» JOB
Return the items below verbatim, from the first line through the line containing "remark-textarea[interactable] [621, 666, 1388, 719]", inclusive.
-- start of DATA SUPPLIED --
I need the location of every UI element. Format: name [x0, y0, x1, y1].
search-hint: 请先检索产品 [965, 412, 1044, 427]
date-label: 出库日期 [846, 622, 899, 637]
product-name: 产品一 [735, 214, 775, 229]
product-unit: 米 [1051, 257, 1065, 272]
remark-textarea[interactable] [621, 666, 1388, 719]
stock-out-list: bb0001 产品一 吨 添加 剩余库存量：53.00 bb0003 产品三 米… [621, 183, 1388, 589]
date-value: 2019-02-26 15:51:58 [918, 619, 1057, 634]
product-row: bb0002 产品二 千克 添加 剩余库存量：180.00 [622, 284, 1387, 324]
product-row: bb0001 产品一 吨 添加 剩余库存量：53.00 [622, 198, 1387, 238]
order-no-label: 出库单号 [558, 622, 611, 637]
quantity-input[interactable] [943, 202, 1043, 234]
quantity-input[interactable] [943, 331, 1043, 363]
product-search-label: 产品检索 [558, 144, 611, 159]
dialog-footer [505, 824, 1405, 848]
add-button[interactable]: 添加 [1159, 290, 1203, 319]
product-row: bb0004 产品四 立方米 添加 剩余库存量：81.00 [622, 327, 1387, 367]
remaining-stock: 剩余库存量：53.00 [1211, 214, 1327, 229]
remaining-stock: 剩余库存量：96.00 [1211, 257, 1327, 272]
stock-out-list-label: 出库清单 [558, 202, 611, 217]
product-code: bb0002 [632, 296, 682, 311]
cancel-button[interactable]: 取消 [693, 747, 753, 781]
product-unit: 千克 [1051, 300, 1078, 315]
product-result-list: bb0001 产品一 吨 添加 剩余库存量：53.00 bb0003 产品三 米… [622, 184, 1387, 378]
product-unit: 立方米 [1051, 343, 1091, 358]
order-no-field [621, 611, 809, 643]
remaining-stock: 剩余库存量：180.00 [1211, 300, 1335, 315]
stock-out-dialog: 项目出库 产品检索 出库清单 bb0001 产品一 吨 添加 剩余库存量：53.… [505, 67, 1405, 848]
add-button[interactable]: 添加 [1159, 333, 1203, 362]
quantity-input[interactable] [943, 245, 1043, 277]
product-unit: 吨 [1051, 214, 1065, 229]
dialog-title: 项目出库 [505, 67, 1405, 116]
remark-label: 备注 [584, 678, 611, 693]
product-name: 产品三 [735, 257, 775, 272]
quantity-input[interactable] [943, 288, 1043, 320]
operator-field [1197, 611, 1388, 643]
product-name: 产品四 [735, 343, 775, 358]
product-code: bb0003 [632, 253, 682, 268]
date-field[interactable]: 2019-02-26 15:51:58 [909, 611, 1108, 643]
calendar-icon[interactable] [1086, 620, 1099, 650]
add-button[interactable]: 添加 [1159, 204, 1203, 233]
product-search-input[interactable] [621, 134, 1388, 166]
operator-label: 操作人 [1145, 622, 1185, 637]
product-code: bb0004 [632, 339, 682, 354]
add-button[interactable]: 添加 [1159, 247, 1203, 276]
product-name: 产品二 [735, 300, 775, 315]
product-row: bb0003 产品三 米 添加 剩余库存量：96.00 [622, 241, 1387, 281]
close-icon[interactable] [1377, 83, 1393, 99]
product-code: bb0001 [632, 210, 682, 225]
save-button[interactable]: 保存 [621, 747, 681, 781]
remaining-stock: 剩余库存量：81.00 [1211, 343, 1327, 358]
-- end of DATA SUPPLIED --
» SOLUTION
I need the location of every UI element. Format: name [x0, y0, x1, y1].
search-hint: 请先检索产品 [965, 412, 1044, 427]
date-label: 出库日期 [846, 622, 899, 637]
product-name: 产品一 [735, 214, 775, 229]
product-unit: 米 [1051, 257, 1065, 272]
remark-textarea[interactable] [621, 666, 1388, 719]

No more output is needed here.